=== Section Start ===
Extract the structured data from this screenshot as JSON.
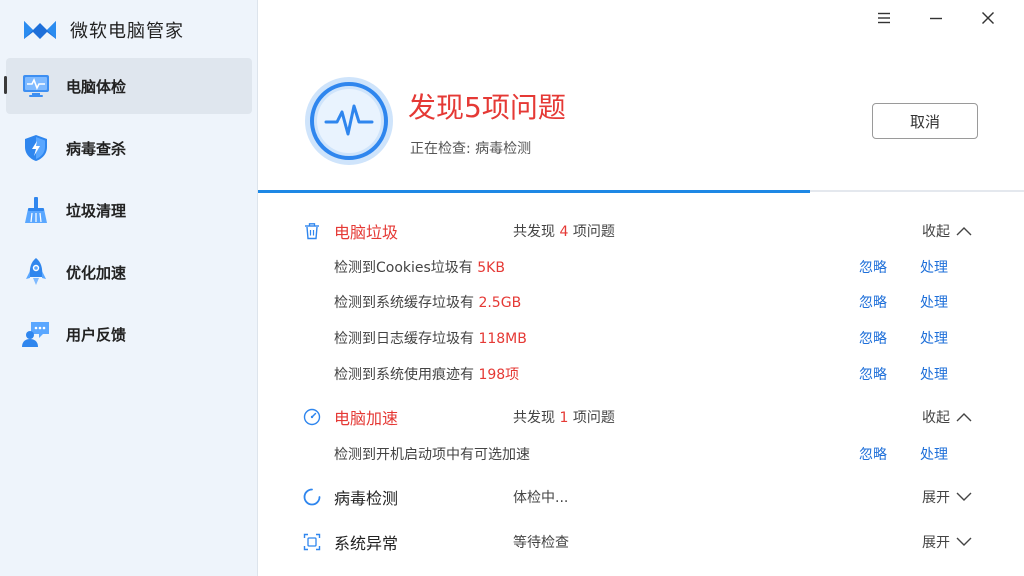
{
  "app": {
    "name": "微软电脑管家"
  },
  "sidebar": {
    "items": [
      {
        "label": "电脑体检",
        "icon": "monitor-icon",
        "active": true
      },
      {
        "label": "病毒查杀",
        "icon": "shield-icon",
        "active": false
      },
      {
        "label": "垃圾清理",
        "icon": "broom-icon",
        "active": false
      },
      {
        "label": "优化加速",
        "icon": "rocket-icon",
        "active": false
      },
      {
        "label": "用户反馈",
        "icon": "feedback-icon",
        "active": false
      }
    ]
  },
  "window_controls": [
    "menu-icon",
    "minimize-icon",
    "close-icon"
  ],
  "header": {
    "title": "发现5项问题",
    "subtitle": "正在检查: 病毒检测",
    "cancel_label": "取消",
    "progress": 0.72
  },
  "colors": {
    "accent": "#1e88e5",
    "alert": "#e53935",
    "link": "#1e6fd9",
    "sidebar_bg": "#eef4fb"
  },
  "categories": {
    "junk": {
      "title": "电脑垃圾",
      "summary_prefix": "共发现",
      "summary_count": "4",
      "summary_suffix": "项问题",
      "toggle": "收起",
      "items": [
        {
          "text": "检测到Cookies垃圾有",
          "value": "5KB",
          "ignore": "忽略",
          "fix": "处理"
        },
        {
          "text": "检测到系统缓存垃圾有",
          "value": "2.5GB",
          "ignore": "忽略",
          "fix": "处理"
        },
        {
          "text": "检测到日志缓存垃圾有",
          "value": "118MB",
          "ignore": "忽略",
          "fix": "处理"
        },
        {
          "text": "检测到系统使用痕迹有",
          "value": "198项",
          "ignore": "忽略",
          "fix": "处理"
        }
      ]
    },
    "speed": {
      "title": "电脑加速",
      "summary_prefix": "共发现",
      "summary_count": "1",
      "summary_suffix": "项问题",
      "toggle": "收起",
      "items": [
        {
          "text": "检测到开机启动项中有可选加速",
          "ignore": "忽略",
          "fix": "处理"
        }
      ]
    },
    "virus": {
      "title": "病毒检测",
      "status": "体检中...",
      "toggle": "展开"
    },
    "system": {
      "title": "系统异常",
      "status": "等待检查",
      "toggle": "展开"
    }
  }
}
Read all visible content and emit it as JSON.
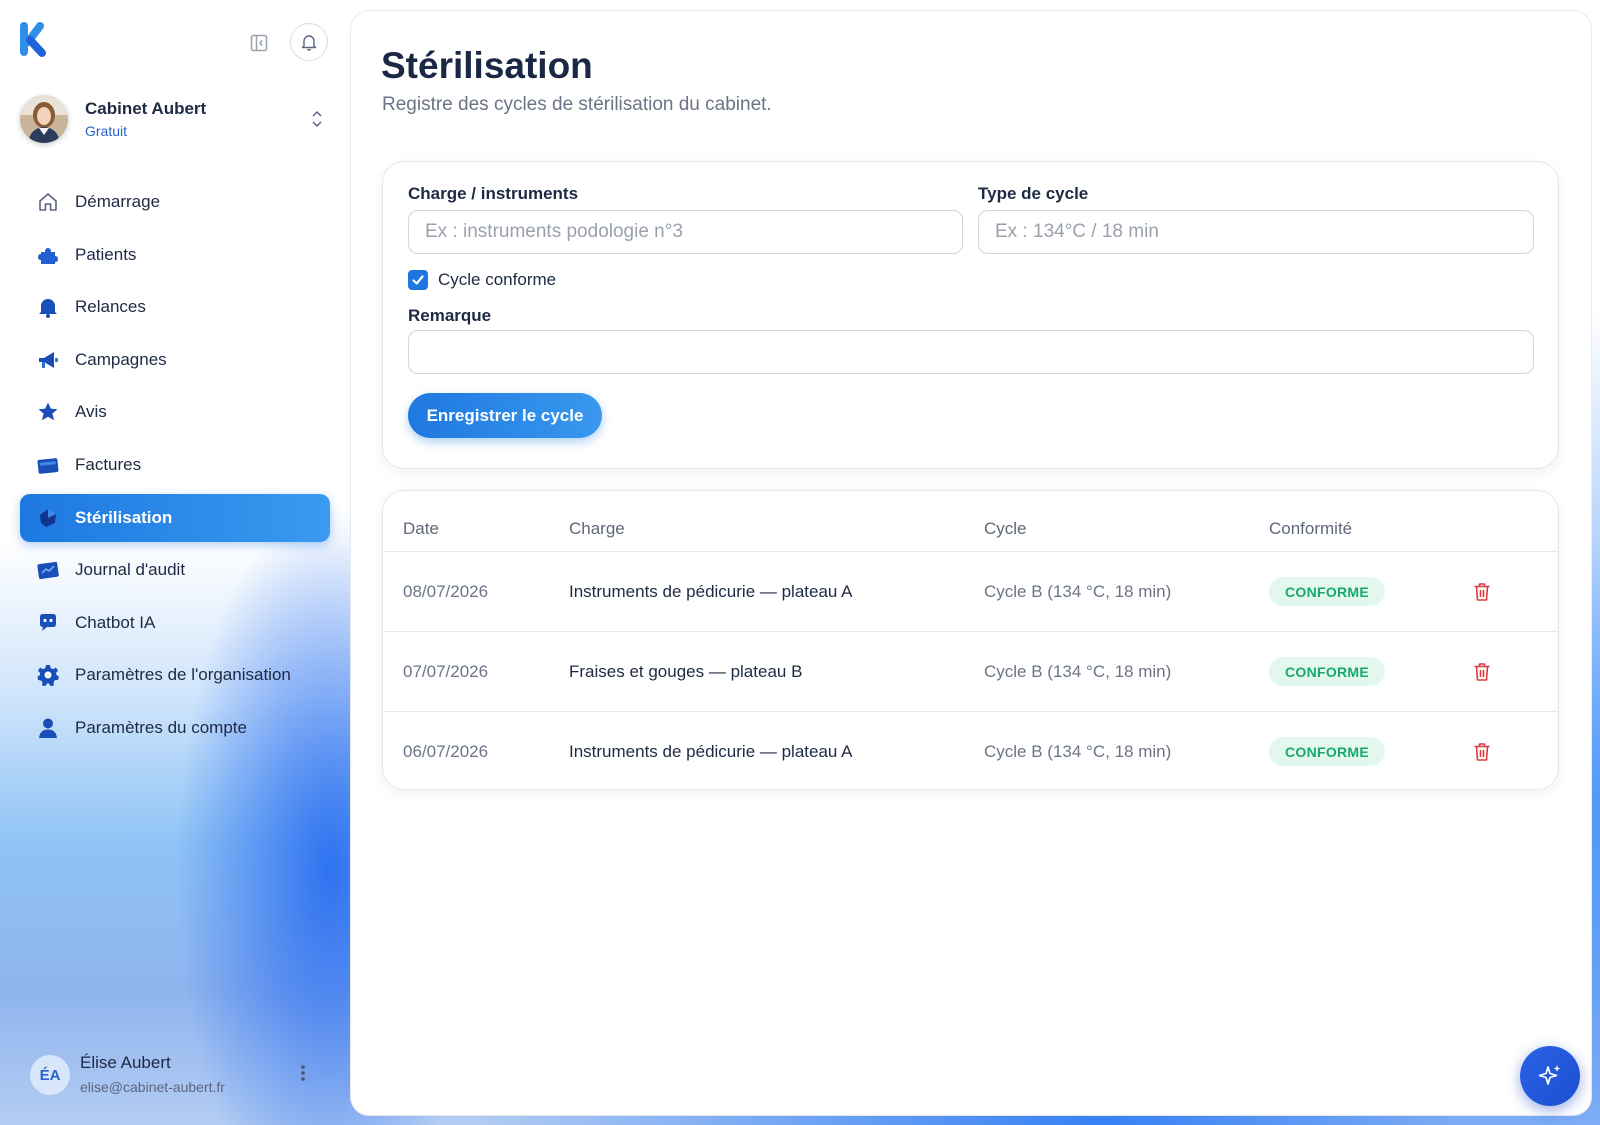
{
  "app": {
    "logo_icon": "k-logo-icon"
  },
  "org": {
    "name": "Cabinet Aubert",
    "plan": "Gratuit"
  },
  "nav": {
    "items": [
      {
        "label": "Démarrage",
        "icon": "home-icon",
        "active": false
      },
      {
        "label": "Patients",
        "icon": "puzzle-icon",
        "active": false
      },
      {
        "label": "Relances",
        "icon": "bell-icon",
        "active": false
      },
      {
        "label": "Campagnes",
        "icon": "megaphone-icon",
        "active": false
      },
      {
        "label": "Avis",
        "icon": "star-icon",
        "active": false
      },
      {
        "label": "Factures",
        "icon": "invoice-icon",
        "active": false
      },
      {
        "label": "Stérilisation",
        "icon": "sterilization-icon",
        "active": true
      },
      {
        "label": "Journal d'audit",
        "icon": "journal-icon",
        "active": false
      },
      {
        "label": "Chatbot IA",
        "icon": "chatbot-icon",
        "active": false
      },
      {
        "label": "Paramètres de l'organisation",
        "icon": "gear-icon",
        "active": false
      },
      {
        "label": "Paramètres du compte",
        "icon": "user-icon",
        "active": false
      }
    ]
  },
  "user": {
    "initials": "ÉA",
    "name": "Élise Aubert",
    "email": "elise@cabinet-aubert.fr"
  },
  "page": {
    "title": "Stérilisation",
    "subtitle": "Registre des cycles de stérilisation du cabinet."
  },
  "form": {
    "charge_label": "Charge / instruments",
    "charge_placeholder": "Ex : instruments podologie n°3",
    "charge_value": "",
    "cycle_label": "Type de cycle",
    "cycle_placeholder": "Ex : 134°C / 18 min",
    "cycle_value": "",
    "conforme_label": "Cycle conforme",
    "conforme_checked": true,
    "remarque_label": "Remarque",
    "remarque_value": "",
    "submit_label": "Enregistrer le cycle"
  },
  "table": {
    "headers": [
      "Date",
      "Charge",
      "Cycle",
      "Conformité"
    ],
    "rows": [
      {
        "date": "08/07/2026",
        "charge": "Instruments de pédicurie — plateau A",
        "cycle": "Cycle B (134 °C, 18 min)",
        "status": "CONFORME"
      },
      {
        "date": "07/07/2026",
        "charge": "Fraises et gouges — plateau B",
        "cycle": "Cycle B (134 °C, 18 min)",
        "status": "CONFORME"
      },
      {
        "date": "06/07/2026",
        "charge": "Instruments de pédicurie — plateau A",
        "cycle": "Cycle B (134 °C, 18 min)",
        "status": "CONFORME"
      }
    ]
  },
  "colors": {
    "accent": "#1e78e0",
    "success": "#17a86b",
    "danger": "#e0383e",
    "text": "#1e2a44"
  }
}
=== Section End ===
REQUIRED ACTION => The result should be an exact retyped version of all the entries above, containing no pictures.

RESPONSE TO THIS EXERCISE =>
Extract the structured data from this screenshot as JSON.
{
  "app": {
    "name": "微软电脑管家"
  },
  "sidebar": {
    "items": [
      {
        "label": "电脑体检",
        "icon": "monitor-icon",
        "active": true
      },
      {
        "label": "病毒查杀",
        "icon": "shield-icon",
        "active": false
      },
      {
        "label": "垃圾清理",
        "icon": "broom-icon",
        "active": false
      },
      {
        "label": "优化加速",
        "icon": "rocket-icon",
        "active": false
      },
      {
        "label": "用户反馈",
        "icon": "feedback-icon",
        "active": false
      }
    ]
  },
  "window_controls": [
    "menu-icon",
    "minimize-icon",
    "close-icon"
  ],
  "header": {
    "title": "发现5项问题",
    "subtitle": "正在检查: 病毒检测",
    "cancel_label": "取消",
    "progress": 0.72
  },
  "colors": {
    "accent": "#1e88e5",
    "alert": "#e53935",
    "link": "#1e6fd9",
    "sidebar_bg": "#eef4fb"
  },
  "categories": {
    "junk": {
      "title": "电脑垃圾",
      "summary_prefix": "共发现",
      "summary_count": "4",
      "summary_suffix": "项问题",
      "toggle": "收起",
      "items": [
        {
          "text": "检测到Cookies垃圾有",
          "value": "5KB",
          "ignore": "忽略",
          "fix": "处理"
        },
        {
          "text": "检测到系统缓存垃圾有",
          "value": "2.5GB",
          "ignore": "忽略",
          "fix": "处理"
        },
        {
          "text": "检测到日志缓存垃圾有",
          "value": "118MB",
          "ignore": "忽略",
          "fix": "处理"
        },
        {
          "text": "检测到系统使用痕迹有",
          "value": "198项",
          "ignore": "忽略",
          "fix": "处理"
        }
      ]
    },
    "speed": {
      "title": "电脑加速",
      "summary_prefix": "共发现",
      "summary_count": "1",
      "summary_suffix": "项问题",
      "toggle": "收起",
      "items": [
        {
          "text": "检测到开机启动项中有可选加速",
          "ignore": "忽略",
          "fix": "处理"
        }
      ]
    },
    "virus": {
      "title": "病毒检测",
      "status": "体检中...",
      "toggle": "展开"
    },
    "system": {
      "title": "系统异常",
      "status": "等待检查",
      "toggle": "展开"
    }
  }
}
Read all visible content and emit it as JSON.
{
  "app": {
    "logo_icon": "k-logo-icon"
  },
  "org": {
    "name": "Cabinet Aubert",
    "plan": "Gratuit"
  },
  "nav": {
    "items": [
      {
        "label": "Démarrage",
        "icon": "home-icon",
        "active": false
      },
      {
        "label": "Patients",
        "icon": "puzzle-icon",
        "active": false
      },
      {
        "label": "Relances",
        "icon": "bell-icon",
        "active": false
      },
      {
        "label": "Campagnes",
        "icon": "megaphone-icon",
        "active": false
      },
      {
        "label": "Avis",
        "icon": "star-icon",
        "active": false
      },
      {
        "label": "Factures",
        "icon": "invoice-icon",
        "active": false
      },
      {
        "label": "Stérilisation",
        "icon": "sterilization-icon",
        "active": true
      },
      {
        "label": "Journal d'audit",
        "icon": "journal-icon",
        "active": false
      },
      {
        "label": "Chatbot IA",
        "icon": "chatbot-icon",
        "active": false
      },
      {
        "label": "Paramètres de l'organisation",
        "icon": "gear-icon",
        "active": false
      },
      {
        "label": "Paramètres du compte",
        "icon": "user-icon",
        "active": false
      }
    ]
  },
  "user": {
    "initials": "ÉA",
    "name": "Élise Aubert",
    "email": "elise@cabinet-aubert.fr"
  },
  "page": {
    "title": "Stérilisation",
    "subtitle": "Registre des cycles de stérilisation du cabinet."
  },
  "form": {
    "charge_label": "Charge / instruments",
    "charge_placeholder": "Ex : instruments podologie n°3",
    "charge_value": "",
    "cycle_label": "Type de cycle",
    "cycle_placeholder": "Ex : 134°C / 18 min",
    "cycle_value": "",
    "conforme_label": "Cycle conforme",
    "conforme_checked": true,
    "remarque_label": "Remarque",
    "remarque_value": "",
    "submit_label": "Enregistrer le cycle"
  },
  "table": {
    "headers": [
      "Date",
      "Charge",
      "Cycle",
      "Conformité"
    ],
    "rows": [
      {
        "date": "08/07/2026",
        "charge": "Instruments de pédicurie — plateau A",
        "cycle": "Cycle B (134 °C, 18 min)",
        "status": "CONFORME"
      },
      {
        "date": "07/07/2026",
        "charge": "Fraises et gouges — plateau B",
        "cycle": "Cycle B (134 °C, 18 min)",
        "status": "CONFORME"
      },
      {
        "date": "06/07/2026",
        "charge": "Instruments de pédicurie — plateau A",
        "cycle": "Cycle B (134 °C, 18 min)",
        "status": "CONFORME"
      }
    ]
  },
  "colors": {
    "accent": "#1e78e0",
    "success": "#17a86b",
    "danger": "#e0383e",
    "text": "#1e2a44"
  }
}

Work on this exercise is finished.